### RECORDS FOR THIS TASK
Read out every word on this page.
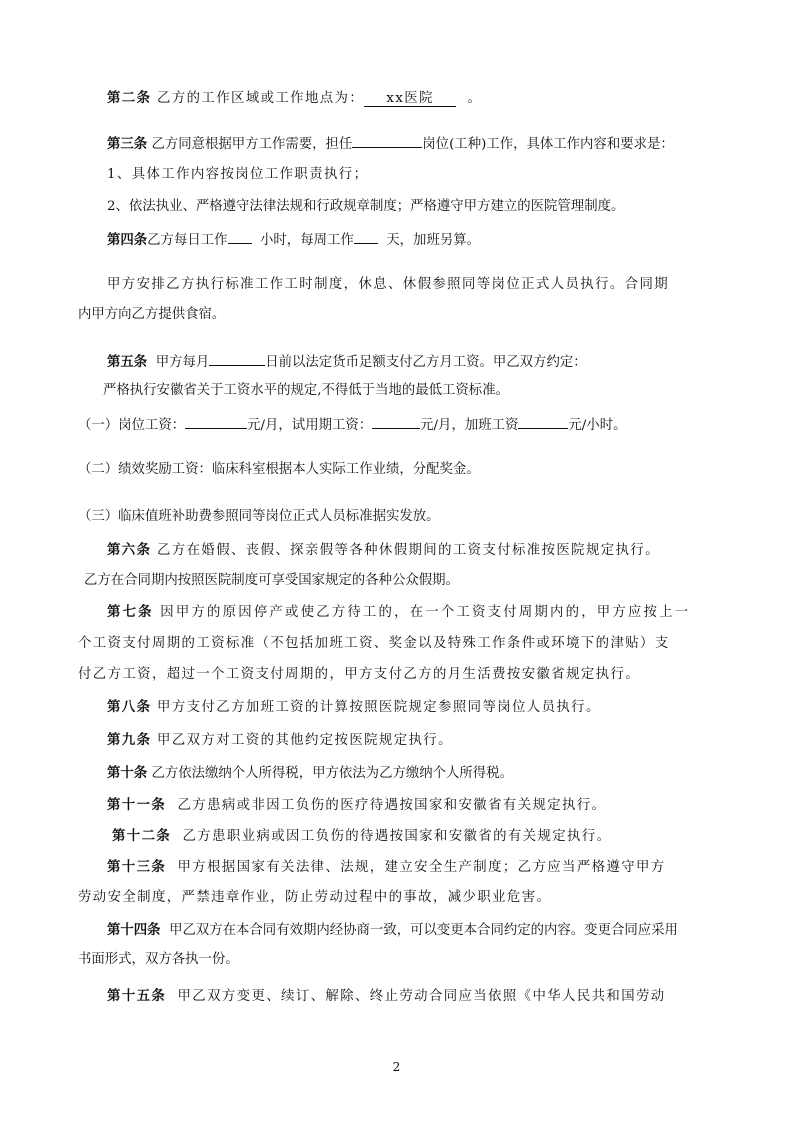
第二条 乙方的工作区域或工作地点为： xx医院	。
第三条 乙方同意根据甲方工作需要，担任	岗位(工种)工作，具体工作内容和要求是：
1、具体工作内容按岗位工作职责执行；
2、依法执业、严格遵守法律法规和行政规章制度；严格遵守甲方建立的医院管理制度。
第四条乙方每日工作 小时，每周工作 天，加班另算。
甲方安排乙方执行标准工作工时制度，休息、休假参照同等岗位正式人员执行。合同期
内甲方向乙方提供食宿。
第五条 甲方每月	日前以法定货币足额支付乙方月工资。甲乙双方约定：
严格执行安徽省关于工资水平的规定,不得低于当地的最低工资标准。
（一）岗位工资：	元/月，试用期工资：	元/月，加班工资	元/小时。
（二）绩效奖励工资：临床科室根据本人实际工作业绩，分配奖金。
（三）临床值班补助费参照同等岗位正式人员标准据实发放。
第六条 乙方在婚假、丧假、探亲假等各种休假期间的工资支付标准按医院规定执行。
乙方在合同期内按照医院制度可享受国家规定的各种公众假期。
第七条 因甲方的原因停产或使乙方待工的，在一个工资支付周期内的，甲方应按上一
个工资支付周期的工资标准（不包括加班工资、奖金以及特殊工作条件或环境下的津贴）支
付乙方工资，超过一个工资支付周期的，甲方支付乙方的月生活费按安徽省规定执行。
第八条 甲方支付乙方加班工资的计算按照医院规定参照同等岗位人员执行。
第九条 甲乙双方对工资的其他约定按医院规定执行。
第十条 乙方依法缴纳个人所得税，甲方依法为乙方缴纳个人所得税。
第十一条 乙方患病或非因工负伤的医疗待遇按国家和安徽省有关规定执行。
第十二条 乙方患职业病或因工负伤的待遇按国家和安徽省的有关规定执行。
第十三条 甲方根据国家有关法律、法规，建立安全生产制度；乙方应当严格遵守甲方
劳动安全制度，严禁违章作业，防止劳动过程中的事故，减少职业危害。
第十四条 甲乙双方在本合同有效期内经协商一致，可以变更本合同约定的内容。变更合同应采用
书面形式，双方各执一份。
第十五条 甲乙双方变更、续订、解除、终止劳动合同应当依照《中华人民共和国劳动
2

### YOUR TASK
Copy the entries exactly. Leave out the images.

### EXERCISE RESULT
Read out every word on this page.
第二条 乙方的工作区域或工作地点为： xx医院	。
第三条 乙方同意根据甲方工作需要，担任	岗位(工种)工作，具体工作内容和要求是：
1、具体工作内容按岗位工作职责执行；
2、依法执业、严格遵守法律法规和行政规章制度；严格遵守甲方建立的医院管理制度。
第四条乙方每日工作 小时，每周工作 天，加班另算。
甲方安排乙方执行标准工作工时制度，休息、休假参照同等岗位正式人员执行。合同期
内甲方向乙方提供食宿。
第五条 甲方每月	日前以法定货币足额支付乙方月工资。甲乙双方约定：
严格执行安徽省关于工资水平的规定,不得低于当地的最低工资标准。
（一）岗位工资：	元/月，试用期工资：	元/月，加班工资	元/小时。
（二）绩效奖励工资：临床科室根据本人实际工作业绩，分配奖金。
（三）临床值班补助费参照同等岗位正式人员标准据实发放。
第六条 乙方在婚假、丧假、探亲假等各种休假期间的工资支付标准按医院规定执行。
乙方在合同期内按照医院制度可享受国家规定的各种公众假期。
第七条 因甲方的原因停产或使乙方待工的，在一个工资支付周期内的，甲方应按上一
个工资支付周期的工资标准（不包括加班工资、奖金以及特殊工作条件或环境下的津贴）支
付乙方工资，超过一个工资支付周期的，甲方支付乙方的月生活费按安徽省规定执行。
第八条 甲方支付乙方加班工资的计算按照医院规定参照同等岗位人员执行。
第九条 甲乙双方对工资的其他约定按医院规定执行。
第十条 乙方依法缴纳个人所得税，甲方依法为乙方缴纳个人所得税。
第十一条 乙方患病或非因工负伤的医疗待遇按国家和安徽省有关规定执行。
第十二条 乙方患职业病或因工负伤的待遇按国家和安徽省的有关规定执行。
第十三条 甲方根据国家有关法律、法规，建立安全生产制度；乙方应当严格遵守甲方
劳动安全制度，严禁违章作业，防止劳动过程中的事故，减少职业危害。
第十四条 甲乙双方在本合同有效期内经协商一致，可以变更本合同约定的内容。变更合同应采用
书面形式，双方各执一份。
第十五条 甲乙双方变更、续订、解除、终止劳动合同应当依照《中华人民共和国劳动
2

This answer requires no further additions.